TASK DIRECTIONS: Leave out the pictures and repeat every record exactly.

++++++++++++++++++++

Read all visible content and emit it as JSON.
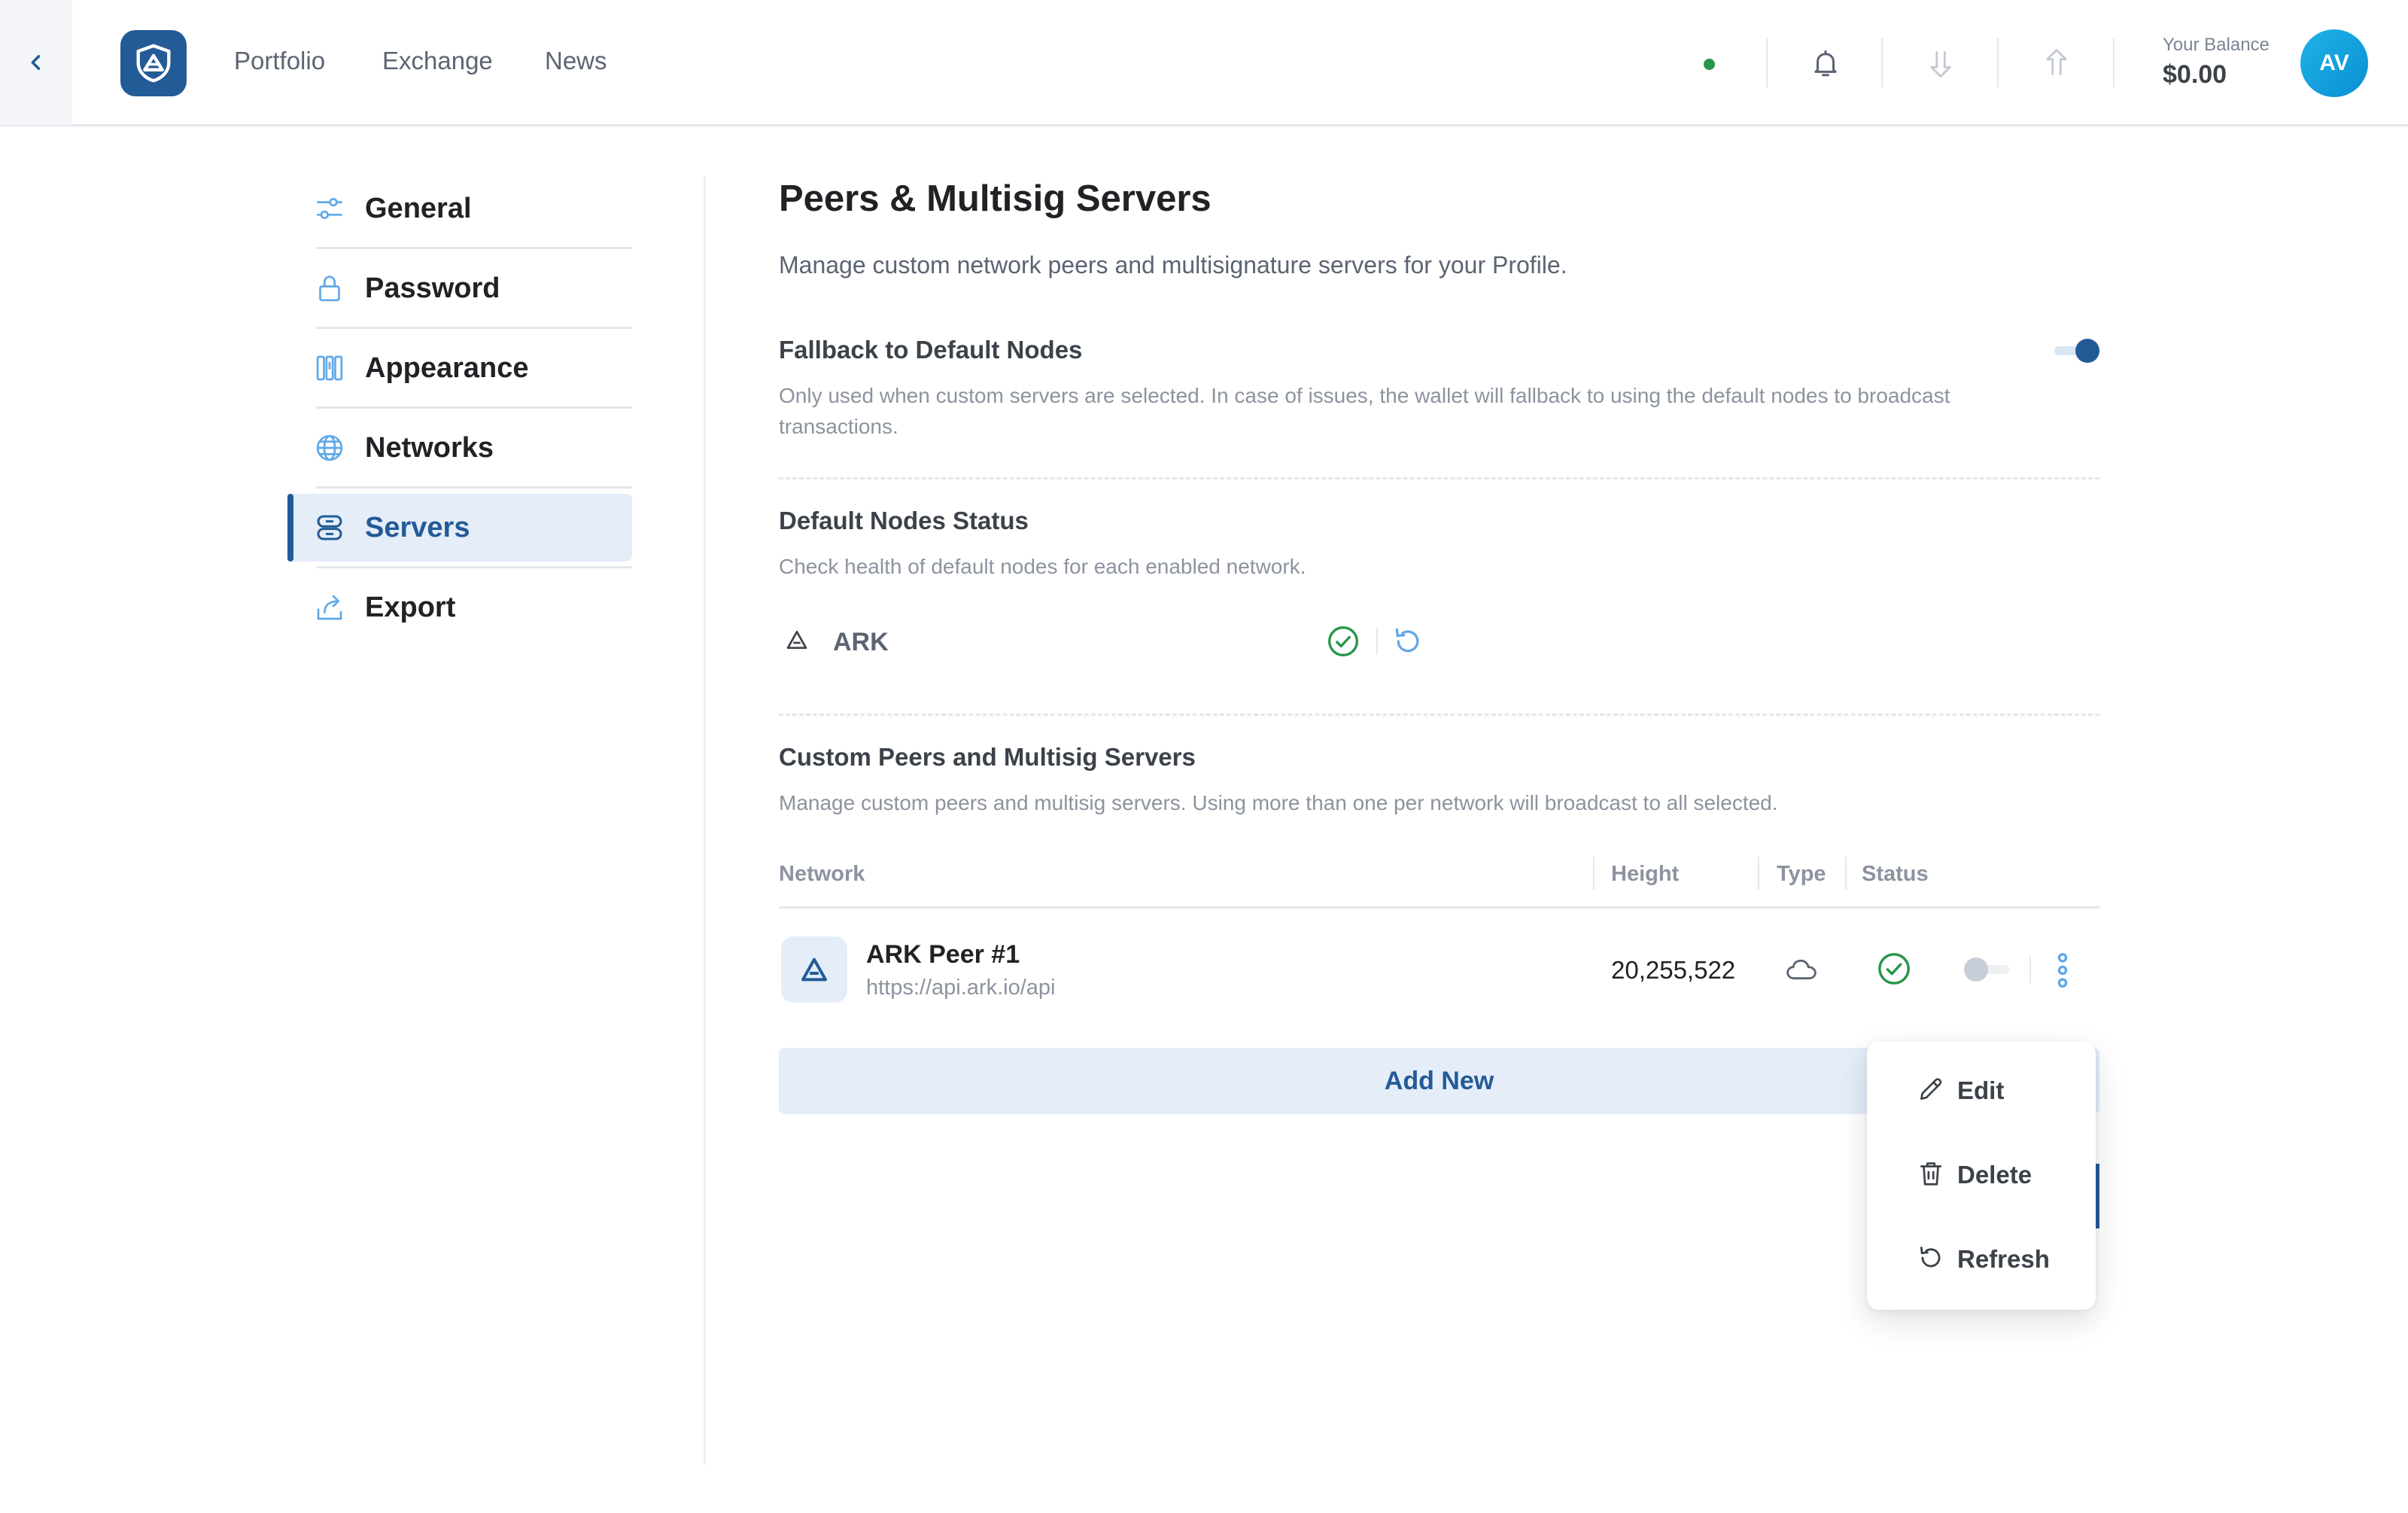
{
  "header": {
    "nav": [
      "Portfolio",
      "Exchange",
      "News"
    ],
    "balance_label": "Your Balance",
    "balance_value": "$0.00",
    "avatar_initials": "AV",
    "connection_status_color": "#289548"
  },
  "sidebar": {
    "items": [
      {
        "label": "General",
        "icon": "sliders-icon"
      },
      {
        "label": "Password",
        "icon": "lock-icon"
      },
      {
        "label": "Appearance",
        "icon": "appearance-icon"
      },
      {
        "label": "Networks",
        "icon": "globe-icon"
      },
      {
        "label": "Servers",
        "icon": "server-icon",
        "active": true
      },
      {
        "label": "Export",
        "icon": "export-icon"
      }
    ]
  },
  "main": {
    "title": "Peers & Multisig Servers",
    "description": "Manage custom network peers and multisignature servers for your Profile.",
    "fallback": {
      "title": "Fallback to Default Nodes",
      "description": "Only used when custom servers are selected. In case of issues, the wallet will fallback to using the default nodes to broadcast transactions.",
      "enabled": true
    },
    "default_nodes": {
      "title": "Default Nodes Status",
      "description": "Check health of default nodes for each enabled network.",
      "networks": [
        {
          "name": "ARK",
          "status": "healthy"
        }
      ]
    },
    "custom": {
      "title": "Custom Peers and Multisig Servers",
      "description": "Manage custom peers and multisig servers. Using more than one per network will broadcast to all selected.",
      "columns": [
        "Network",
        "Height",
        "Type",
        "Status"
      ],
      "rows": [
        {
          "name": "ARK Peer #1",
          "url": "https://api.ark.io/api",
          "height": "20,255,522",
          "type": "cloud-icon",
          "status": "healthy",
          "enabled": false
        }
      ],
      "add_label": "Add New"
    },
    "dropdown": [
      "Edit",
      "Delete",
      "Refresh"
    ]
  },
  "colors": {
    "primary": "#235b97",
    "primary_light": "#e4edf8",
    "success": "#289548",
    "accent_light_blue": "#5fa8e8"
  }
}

++++++++++++++++++++

THE OUTPUT:
Read all visible content and emit it as JSON.
{
  "header": {
    "nav": [
      "Portfolio",
      "Exchange",
      "News"
    ],
    "balance_label": "Your Balance",
    "balance_value": "$0.00",
    "avatar_initials": "AV",
    "connection_status_color": "#289548"
  },
  "sidebar": {
    "items": [
      {
        "label": "General",
        "icon": "sliders-icon"
      },
      {
        "label": "Password",
        "icon": "lock-icon"
      },
      {
        "label": "Appearance",
        "icon": "appearance-icon"
      },
      {
        "label": "Networks",
        "icon": "globe-icon"
      },
      {
        "label": "Servers",
        "icon": "server-icon",
        "active": true
      },
      {
        "label": "Export",
        "icon": "export-icon"
      }
    ]
  },
  "main": {
    "title": "Peers & Multisig Servers",
    "description": "Manage custom network peers and multisignature servers for your Profile.",
    "fallback": {
      "title": "Fallback to Default Nodes",
      "description": "Only used when custom servers are selected. In case of issues, the wallet will fallback to using the default nodes to broadcast transactions.",
      "enabled": true
    },
    "default_nodes": {
      "title": "Default Nodes Status",
      "description": "Check health of default nodes for each enabled network.",
      "networks": [
        {
          "name": "ARK",
          "status": "healthy"
        }
      ]
    },
    "custom": {
      "title": "Custom Peers and Multisig Servers",
      "description": "Manage custom peers and multisig servers. Using more than one per network will broadcast to all selected.",
      "columns": [
        "Network",
        "Height",
        "Type",
        "Status"
      ],
      "rows": [
        {
          "name": "ARK Peer #1",
          "url": "https://api.ark.io/api",
          "height": "20,255,522",
          "type": "cloud-icon",
          "status": "healthy",
          "enabled": false
        }
      ],
      "add_label": "Add New"
    },
    "dropdown": [
      "Edit",
      "Delete",
      "Refresh"
    ]
  },
  "colors": {
    "primary": "#235b97",
    "primary_light": "#e4edf8",
    "success": "#289548",
    "accent_light_blue": "#5fa8e8"
  }
}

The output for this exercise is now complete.